**Data entries**
<<<<
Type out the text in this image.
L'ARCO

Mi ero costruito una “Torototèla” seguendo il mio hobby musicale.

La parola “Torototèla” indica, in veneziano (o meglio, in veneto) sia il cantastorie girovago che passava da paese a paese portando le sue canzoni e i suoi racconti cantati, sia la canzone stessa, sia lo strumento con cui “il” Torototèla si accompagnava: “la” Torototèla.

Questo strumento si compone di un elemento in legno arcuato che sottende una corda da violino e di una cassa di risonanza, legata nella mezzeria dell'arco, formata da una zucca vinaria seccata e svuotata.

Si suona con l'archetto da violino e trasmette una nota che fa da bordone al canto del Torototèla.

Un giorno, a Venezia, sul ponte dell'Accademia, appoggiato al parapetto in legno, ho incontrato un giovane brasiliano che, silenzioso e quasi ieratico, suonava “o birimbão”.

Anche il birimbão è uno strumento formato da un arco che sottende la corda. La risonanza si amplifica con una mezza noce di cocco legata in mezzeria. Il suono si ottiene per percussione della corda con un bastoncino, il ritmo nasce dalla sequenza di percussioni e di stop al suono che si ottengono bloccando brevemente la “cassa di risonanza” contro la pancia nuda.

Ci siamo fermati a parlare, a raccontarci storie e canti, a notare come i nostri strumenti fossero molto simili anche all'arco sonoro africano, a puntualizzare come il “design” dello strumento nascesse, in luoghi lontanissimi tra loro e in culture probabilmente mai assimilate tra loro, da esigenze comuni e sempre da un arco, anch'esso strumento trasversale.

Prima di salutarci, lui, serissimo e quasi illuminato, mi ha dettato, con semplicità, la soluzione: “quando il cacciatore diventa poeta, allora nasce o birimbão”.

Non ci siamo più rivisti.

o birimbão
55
>>>>
**Task objective**
Each line of the material that holds the string "violino" counts once; give the total alone.

**Finished exercise**
2